■ **JOB**
From the listing below, pull out all lines with "Upgrade" in them.

■ **SUPPLIED DATA**
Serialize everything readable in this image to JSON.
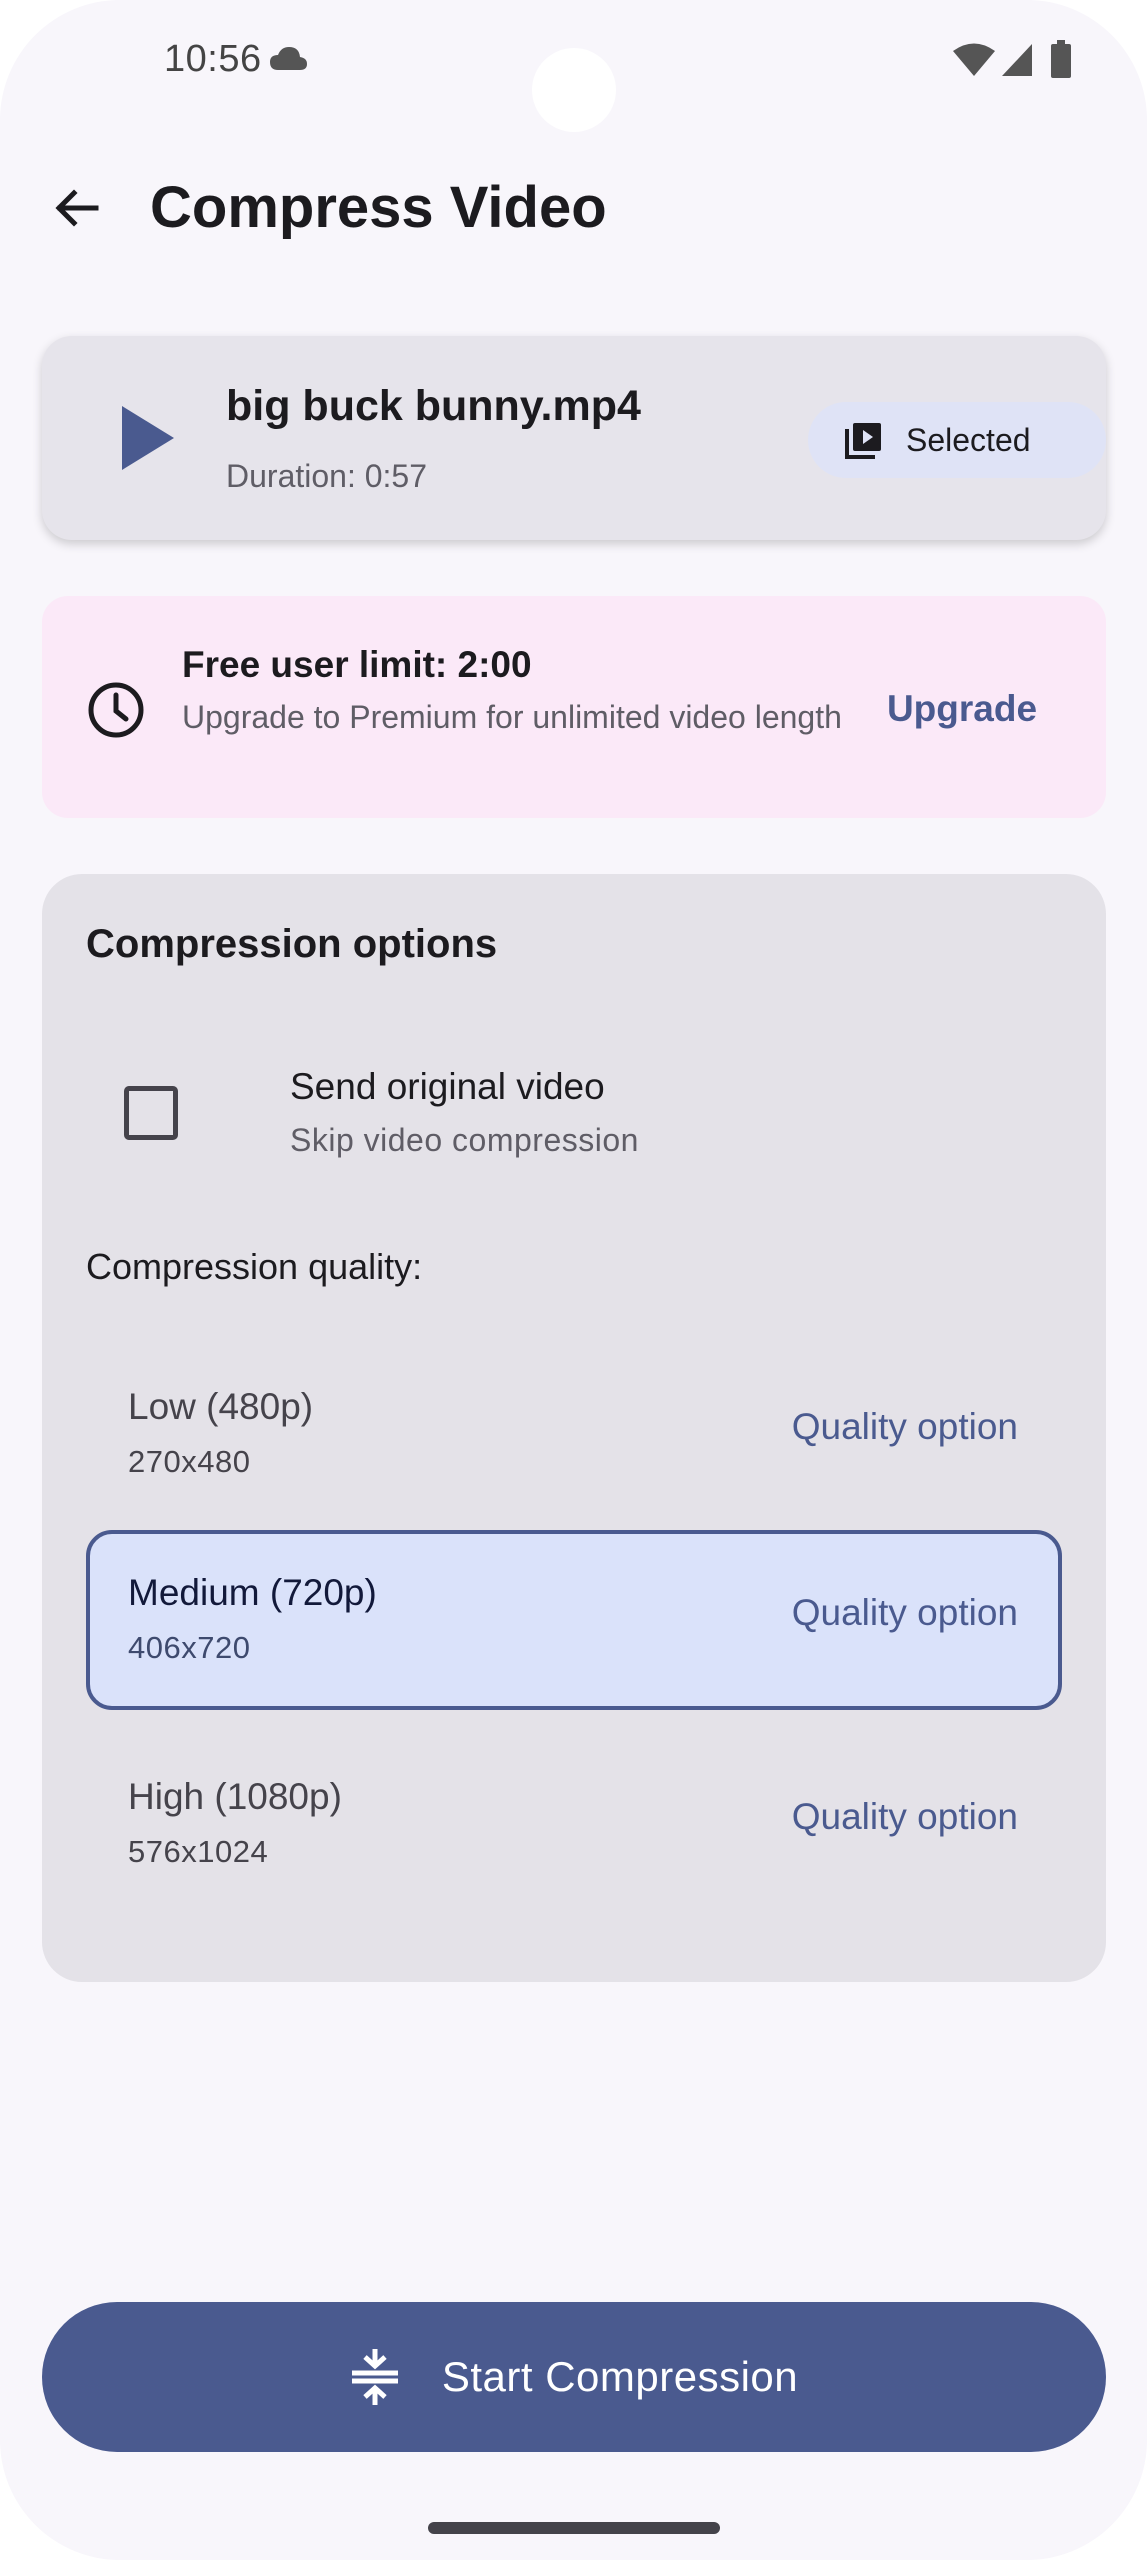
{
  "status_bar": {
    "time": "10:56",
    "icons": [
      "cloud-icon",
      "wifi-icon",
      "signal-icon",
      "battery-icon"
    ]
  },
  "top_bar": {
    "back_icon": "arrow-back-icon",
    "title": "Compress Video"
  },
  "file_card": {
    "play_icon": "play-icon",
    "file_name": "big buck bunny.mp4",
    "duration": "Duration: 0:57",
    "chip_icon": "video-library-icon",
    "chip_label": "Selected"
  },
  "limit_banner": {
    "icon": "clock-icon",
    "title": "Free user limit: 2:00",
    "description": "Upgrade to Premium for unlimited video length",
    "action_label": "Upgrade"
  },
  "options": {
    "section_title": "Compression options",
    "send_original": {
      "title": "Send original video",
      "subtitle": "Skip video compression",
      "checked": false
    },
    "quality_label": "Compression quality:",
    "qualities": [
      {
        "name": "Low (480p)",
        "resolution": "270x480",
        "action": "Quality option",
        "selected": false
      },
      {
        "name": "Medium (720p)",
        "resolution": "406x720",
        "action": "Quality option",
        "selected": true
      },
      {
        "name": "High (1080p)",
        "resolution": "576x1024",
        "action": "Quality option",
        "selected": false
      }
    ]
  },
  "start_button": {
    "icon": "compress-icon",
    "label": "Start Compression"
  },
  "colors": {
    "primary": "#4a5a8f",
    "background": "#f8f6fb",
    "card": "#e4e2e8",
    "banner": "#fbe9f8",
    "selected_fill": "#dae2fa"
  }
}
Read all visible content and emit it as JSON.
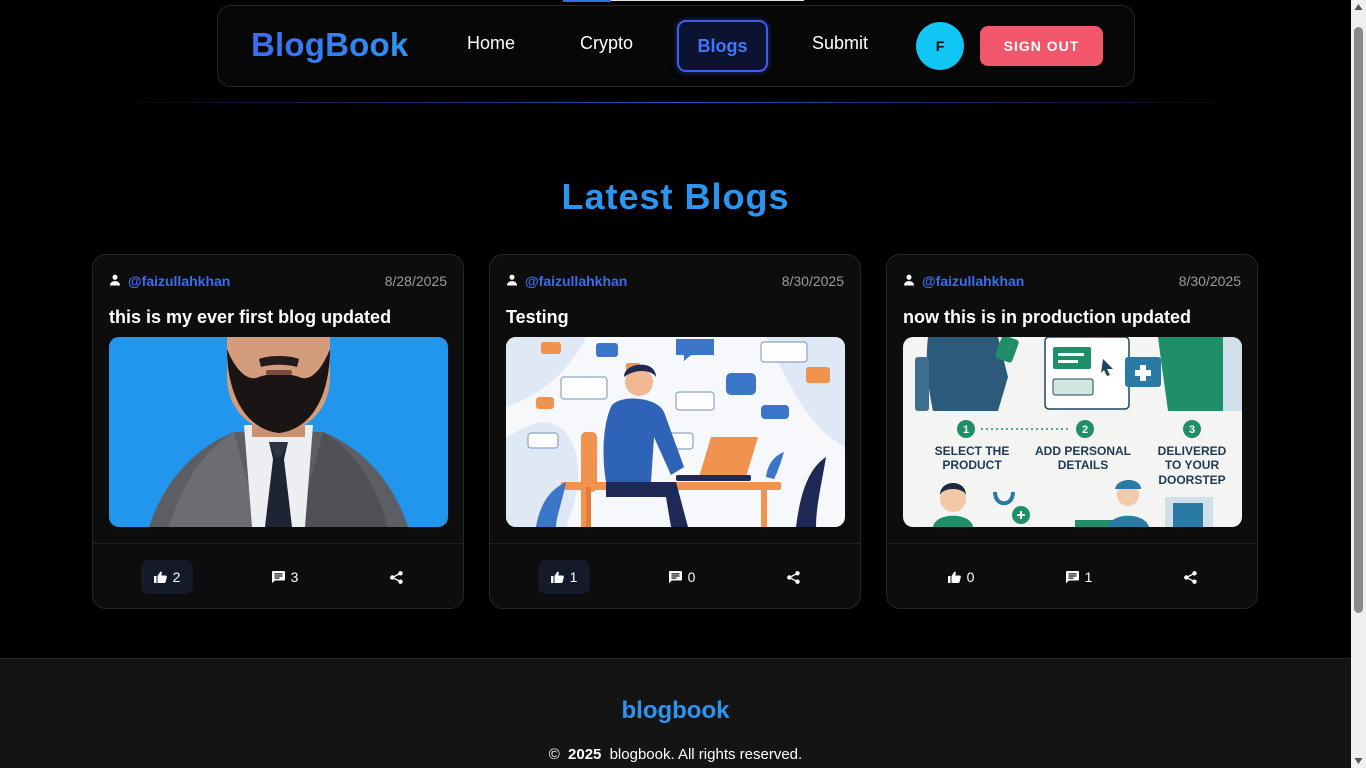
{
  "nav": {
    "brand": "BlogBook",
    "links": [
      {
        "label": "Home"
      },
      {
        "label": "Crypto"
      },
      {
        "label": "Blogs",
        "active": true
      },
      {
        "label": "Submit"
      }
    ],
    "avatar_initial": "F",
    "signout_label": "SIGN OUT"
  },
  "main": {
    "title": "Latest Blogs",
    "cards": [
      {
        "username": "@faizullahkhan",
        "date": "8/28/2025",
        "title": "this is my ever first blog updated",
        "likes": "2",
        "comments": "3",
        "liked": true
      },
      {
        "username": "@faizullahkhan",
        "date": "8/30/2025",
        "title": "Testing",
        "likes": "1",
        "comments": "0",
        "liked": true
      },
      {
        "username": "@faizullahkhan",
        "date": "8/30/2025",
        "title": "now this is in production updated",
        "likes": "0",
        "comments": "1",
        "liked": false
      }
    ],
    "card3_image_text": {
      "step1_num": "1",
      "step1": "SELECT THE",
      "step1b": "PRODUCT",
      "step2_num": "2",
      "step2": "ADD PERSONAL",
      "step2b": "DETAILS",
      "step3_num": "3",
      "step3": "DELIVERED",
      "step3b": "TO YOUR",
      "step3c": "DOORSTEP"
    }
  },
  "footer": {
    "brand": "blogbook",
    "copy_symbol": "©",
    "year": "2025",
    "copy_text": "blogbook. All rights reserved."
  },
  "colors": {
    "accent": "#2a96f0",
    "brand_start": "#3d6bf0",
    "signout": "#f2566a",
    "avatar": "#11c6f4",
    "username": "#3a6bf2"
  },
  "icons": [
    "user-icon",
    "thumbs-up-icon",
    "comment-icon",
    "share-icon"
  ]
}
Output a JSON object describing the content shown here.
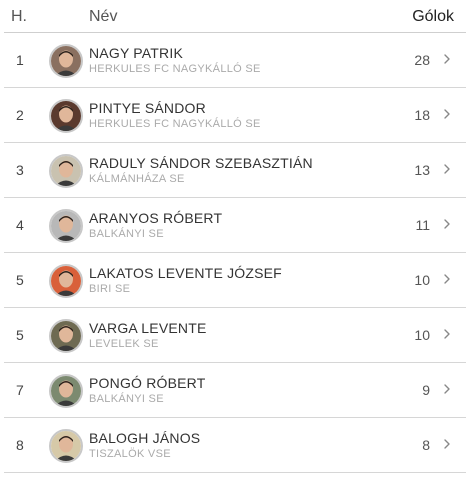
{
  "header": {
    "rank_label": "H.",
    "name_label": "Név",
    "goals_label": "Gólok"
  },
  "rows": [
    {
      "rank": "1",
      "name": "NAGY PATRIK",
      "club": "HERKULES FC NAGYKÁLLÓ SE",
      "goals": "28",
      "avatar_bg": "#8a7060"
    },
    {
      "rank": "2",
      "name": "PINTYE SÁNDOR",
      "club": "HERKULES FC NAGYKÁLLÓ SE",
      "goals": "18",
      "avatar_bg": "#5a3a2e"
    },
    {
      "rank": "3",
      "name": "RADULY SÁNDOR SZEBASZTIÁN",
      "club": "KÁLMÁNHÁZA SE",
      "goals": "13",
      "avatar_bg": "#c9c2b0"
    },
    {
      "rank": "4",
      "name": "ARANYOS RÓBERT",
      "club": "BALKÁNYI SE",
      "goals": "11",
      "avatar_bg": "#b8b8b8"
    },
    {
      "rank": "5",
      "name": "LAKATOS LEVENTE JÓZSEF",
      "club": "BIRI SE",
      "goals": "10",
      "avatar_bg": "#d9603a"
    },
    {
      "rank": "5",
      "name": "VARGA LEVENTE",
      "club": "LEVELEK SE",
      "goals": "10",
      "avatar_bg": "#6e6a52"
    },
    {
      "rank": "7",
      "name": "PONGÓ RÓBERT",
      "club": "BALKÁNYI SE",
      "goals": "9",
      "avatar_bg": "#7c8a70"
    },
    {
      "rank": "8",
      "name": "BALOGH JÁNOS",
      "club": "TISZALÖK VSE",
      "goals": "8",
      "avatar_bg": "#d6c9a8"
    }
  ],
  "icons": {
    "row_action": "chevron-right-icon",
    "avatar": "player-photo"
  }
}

■ **FULL RESPONSE**
    "description": "Upgrade to Premium for unlimited video length",
    "action_label": "Upgrade"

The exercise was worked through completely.